### 本文

"""

最大のデメリットとなるのが、地域によって出店制限があることです。都市計画に基づきコンビニが出店できない、コンビニ側が出店しないと決めている地域がある等、「どのような土地でもコンビニを誘致できる」わけではありません。

無事出店できたとしても、店舗の利益が悪ければ本部によって撤退を余儀なくされてしまうことがあります。コンビニは撤退にとても慣れているため、撤退決定から撤退までが素早いという特徴もあります。

「長く安定的に貸し出せると思ったのに、お店がなくなってしまった」ということも考えられるのです。捕らぬ狸の皮算用をしてしまうと、大きな損失を被る可能性があります。

また、郊外のコンビニの建設費用が割高になっていることをご存知でしょうか。コンビニの中にイートインスペースを設けたり、ATMを複数台設置するためのスペースを設けたり、さらには大型トラックが入れるように駐車場を広くとったりと、以前よりも初期投資額が増加傾向にあります。

"""

### 使用する行
"""

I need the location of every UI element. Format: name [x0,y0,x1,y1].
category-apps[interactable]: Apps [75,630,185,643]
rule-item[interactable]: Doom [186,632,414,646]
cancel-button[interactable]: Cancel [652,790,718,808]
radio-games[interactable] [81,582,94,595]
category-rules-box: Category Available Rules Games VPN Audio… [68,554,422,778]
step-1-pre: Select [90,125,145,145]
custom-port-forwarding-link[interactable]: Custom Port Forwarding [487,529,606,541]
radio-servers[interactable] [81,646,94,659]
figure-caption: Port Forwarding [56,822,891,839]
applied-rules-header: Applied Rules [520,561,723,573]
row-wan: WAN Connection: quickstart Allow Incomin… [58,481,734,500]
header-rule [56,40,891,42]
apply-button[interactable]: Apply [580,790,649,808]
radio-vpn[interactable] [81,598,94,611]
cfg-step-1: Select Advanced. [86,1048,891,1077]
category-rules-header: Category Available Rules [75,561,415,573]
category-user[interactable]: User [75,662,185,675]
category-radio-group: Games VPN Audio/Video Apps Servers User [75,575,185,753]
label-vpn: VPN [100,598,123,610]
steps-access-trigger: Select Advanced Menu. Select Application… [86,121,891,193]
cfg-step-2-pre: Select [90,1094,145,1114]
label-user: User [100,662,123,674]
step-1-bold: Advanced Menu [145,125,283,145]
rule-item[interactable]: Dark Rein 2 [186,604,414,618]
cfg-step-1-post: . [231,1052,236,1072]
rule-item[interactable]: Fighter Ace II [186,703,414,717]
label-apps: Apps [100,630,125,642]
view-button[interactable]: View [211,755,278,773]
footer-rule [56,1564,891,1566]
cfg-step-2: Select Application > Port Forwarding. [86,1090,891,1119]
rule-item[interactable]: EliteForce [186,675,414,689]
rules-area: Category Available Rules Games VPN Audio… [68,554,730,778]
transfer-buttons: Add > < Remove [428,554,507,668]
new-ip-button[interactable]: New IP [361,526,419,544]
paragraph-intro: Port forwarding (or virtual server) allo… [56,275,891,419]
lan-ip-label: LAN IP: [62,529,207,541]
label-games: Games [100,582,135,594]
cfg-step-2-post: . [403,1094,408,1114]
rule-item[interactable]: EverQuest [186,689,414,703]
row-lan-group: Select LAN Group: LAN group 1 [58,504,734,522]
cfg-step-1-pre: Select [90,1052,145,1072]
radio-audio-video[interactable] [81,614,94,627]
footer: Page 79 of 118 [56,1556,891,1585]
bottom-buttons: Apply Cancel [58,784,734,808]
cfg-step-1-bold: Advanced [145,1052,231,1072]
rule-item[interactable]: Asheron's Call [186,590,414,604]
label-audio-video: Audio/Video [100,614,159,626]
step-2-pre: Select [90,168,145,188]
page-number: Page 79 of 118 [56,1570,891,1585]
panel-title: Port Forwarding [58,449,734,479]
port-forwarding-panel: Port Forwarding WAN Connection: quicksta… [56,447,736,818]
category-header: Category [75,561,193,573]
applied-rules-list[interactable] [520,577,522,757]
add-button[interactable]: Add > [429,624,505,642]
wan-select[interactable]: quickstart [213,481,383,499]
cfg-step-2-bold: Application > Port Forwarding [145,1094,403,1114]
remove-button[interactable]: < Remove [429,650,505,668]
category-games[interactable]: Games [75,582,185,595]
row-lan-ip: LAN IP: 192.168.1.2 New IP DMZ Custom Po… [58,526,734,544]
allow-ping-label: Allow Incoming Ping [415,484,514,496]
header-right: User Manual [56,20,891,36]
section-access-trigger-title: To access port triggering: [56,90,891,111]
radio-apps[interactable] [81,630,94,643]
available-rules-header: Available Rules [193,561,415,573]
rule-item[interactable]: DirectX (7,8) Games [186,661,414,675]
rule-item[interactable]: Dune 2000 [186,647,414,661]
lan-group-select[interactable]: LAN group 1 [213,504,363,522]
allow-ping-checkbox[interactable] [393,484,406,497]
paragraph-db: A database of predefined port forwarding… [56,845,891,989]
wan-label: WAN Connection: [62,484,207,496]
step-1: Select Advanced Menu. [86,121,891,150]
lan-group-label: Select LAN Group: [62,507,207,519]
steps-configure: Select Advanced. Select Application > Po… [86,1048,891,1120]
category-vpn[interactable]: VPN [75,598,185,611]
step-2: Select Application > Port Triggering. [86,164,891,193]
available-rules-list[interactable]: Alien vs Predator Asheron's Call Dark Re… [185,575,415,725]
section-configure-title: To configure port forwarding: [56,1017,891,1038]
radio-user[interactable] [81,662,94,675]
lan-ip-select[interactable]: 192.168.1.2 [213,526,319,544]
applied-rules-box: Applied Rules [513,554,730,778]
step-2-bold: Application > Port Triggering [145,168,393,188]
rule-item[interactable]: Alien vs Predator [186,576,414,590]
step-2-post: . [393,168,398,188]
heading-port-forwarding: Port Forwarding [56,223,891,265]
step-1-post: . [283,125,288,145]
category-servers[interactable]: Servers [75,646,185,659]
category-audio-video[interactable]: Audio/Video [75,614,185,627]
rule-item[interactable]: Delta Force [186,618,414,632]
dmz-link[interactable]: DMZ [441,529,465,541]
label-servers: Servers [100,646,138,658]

"""

### 実施する作業
[A] 本文の内容を2文で要約してください。
[B] 行の最初から「header-rule [56,40,891,42]」を含む行までを、「radio」を「option」に差し替え、ほかはそのままにして書き直してください。
本文と行は、それぞれ独立した資料です。

### 作業への回答
[A] コンビニの誘致には、都市計画やコンビニ側の判断による地域ごとの出店制限があります。また、出店できても利益が悪ければ本部によって素早く撤退させられることがあり、郊外では建設費用が割高で初期投資額も増加傾向にあります。

[B]
I need the location of every UI element. Format: name [x0,y0,x1,y1].
category-apps[interactable]: Apps [75,630,185,643]
rule-item[interactable]: Doom [186,632,414,646]
cancel-button[interactable]: Cancel [652,790,718,808]
option-games[interactable] [81,582,94,595]
category-rules-box: Category Available Rules Games VPN Audio… [68,554,422,778]
step-1-pre: Select [90,125,145,145]
custom-port-forwarding-link[interactable]: Custom Port Forwarding [487,529,606,541]
option-servers[interactable] [81,646,94,659]
figure-caption: Port Forwarding [56,822,891,839]
applied-rules-header: Applied Rules [520,561,723,573]
row-wan: WAN Connection: quickstart Allow Incomin… [58,481,734,500]
header-rule [56,40,891,42]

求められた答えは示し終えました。